### Task brief
Check every line below for the word "title" and copy the ones that have it.

### Recorded information
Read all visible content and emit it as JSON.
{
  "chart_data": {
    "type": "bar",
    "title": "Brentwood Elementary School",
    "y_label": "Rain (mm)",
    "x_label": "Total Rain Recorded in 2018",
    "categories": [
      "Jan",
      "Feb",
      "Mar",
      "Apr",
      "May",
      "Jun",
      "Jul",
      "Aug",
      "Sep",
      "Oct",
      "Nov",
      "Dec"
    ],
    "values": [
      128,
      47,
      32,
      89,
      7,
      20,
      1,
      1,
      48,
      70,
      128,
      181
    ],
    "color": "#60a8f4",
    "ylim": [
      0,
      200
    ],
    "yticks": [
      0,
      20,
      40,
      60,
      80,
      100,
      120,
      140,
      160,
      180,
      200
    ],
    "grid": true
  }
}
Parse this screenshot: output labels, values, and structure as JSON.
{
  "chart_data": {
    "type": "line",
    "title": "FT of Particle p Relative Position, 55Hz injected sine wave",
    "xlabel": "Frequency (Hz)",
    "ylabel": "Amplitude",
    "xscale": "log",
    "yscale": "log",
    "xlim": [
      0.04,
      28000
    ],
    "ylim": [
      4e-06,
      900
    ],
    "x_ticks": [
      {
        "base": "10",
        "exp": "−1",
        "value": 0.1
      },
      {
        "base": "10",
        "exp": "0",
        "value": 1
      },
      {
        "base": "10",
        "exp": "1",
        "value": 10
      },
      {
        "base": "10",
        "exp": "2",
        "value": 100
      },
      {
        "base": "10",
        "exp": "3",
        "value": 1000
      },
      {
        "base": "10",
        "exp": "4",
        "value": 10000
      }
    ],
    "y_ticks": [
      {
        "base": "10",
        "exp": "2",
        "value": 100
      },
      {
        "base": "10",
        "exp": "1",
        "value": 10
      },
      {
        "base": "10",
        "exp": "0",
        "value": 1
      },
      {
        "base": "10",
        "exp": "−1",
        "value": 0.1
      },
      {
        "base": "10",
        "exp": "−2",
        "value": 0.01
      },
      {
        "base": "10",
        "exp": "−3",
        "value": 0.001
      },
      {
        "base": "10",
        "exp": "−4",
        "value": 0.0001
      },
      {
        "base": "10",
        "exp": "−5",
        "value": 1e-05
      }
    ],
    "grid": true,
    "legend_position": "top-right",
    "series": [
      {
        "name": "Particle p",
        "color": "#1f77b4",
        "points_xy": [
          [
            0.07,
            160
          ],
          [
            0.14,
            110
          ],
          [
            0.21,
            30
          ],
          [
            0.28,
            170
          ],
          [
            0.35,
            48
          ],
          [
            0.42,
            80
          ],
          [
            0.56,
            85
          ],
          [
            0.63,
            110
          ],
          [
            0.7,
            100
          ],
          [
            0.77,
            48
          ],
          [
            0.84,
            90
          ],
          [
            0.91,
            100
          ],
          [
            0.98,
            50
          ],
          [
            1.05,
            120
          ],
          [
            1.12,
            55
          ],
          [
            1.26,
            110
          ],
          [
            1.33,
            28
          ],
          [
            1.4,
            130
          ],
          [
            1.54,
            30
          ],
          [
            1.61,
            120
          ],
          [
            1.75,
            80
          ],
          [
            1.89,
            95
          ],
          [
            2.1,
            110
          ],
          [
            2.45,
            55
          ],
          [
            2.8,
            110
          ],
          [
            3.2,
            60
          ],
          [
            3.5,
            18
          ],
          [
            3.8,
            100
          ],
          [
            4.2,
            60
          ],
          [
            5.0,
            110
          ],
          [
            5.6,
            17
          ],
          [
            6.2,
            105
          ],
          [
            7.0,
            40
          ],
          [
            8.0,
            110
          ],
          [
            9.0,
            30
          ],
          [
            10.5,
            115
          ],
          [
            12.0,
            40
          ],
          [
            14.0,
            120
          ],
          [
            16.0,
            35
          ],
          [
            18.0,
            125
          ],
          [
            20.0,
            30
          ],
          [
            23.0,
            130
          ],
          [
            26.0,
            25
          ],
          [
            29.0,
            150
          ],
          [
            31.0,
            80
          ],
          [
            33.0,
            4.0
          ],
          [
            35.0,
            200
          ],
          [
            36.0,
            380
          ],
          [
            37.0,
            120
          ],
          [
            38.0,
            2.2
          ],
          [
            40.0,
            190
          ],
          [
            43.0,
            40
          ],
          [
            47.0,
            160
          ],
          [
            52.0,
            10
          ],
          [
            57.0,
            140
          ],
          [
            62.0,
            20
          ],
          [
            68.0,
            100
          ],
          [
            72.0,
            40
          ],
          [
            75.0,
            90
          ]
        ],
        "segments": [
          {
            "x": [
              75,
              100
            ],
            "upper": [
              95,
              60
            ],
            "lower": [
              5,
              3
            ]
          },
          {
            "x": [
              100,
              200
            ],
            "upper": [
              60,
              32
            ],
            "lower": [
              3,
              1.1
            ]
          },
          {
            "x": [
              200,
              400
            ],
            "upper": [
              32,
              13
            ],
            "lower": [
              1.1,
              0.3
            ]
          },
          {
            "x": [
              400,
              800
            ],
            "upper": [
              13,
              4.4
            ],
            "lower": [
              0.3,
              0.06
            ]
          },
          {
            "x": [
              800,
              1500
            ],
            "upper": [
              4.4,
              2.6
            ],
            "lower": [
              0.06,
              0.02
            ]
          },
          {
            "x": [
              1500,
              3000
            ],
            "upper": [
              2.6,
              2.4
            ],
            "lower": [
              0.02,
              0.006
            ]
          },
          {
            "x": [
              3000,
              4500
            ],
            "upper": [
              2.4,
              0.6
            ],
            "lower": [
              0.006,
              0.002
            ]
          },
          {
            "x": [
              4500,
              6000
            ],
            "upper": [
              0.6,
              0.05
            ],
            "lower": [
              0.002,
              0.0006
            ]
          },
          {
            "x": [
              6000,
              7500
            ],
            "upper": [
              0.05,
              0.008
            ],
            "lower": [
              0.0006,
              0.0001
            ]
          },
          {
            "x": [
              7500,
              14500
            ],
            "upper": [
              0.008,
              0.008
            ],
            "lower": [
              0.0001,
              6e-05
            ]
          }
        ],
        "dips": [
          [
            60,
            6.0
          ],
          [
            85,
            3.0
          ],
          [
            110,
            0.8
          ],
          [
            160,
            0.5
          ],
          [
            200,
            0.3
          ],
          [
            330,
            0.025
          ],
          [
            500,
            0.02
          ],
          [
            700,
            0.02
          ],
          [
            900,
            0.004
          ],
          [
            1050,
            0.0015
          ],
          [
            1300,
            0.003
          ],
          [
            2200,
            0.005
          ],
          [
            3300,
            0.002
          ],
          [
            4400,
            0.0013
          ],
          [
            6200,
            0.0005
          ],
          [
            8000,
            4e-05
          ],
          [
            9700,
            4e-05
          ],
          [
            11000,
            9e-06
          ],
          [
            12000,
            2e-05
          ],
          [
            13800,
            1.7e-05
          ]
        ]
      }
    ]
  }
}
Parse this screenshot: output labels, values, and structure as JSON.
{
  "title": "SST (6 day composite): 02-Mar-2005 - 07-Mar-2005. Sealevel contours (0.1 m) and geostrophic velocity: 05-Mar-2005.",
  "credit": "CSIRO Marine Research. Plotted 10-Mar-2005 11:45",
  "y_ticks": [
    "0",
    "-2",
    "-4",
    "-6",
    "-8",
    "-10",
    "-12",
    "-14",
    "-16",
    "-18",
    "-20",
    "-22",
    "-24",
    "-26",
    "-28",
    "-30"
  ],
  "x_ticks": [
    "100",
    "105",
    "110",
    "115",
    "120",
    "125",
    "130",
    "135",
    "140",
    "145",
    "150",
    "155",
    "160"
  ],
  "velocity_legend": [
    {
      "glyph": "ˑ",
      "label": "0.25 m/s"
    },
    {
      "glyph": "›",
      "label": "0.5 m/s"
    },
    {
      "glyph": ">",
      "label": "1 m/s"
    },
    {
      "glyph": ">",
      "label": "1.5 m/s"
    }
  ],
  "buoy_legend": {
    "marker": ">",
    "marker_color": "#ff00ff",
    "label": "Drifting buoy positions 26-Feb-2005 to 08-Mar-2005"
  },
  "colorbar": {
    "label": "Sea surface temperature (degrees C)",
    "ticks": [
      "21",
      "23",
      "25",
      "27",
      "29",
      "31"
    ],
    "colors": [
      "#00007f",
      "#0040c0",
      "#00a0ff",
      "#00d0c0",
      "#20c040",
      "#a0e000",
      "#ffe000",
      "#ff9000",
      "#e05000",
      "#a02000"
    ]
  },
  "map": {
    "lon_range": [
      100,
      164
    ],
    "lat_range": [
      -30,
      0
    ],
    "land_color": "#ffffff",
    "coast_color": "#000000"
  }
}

### Task output
    "title": "Brentwood Elementary School",
    "title": "FT of Particle p Relative Position, 55Hz injected sine wave",
  "title": "SST (6 day composite): 02-Mar-2005 - 07-Mar-2005. Sealevel contours (0.1 m) and geostrophic velocity: 05-Mar-2005.",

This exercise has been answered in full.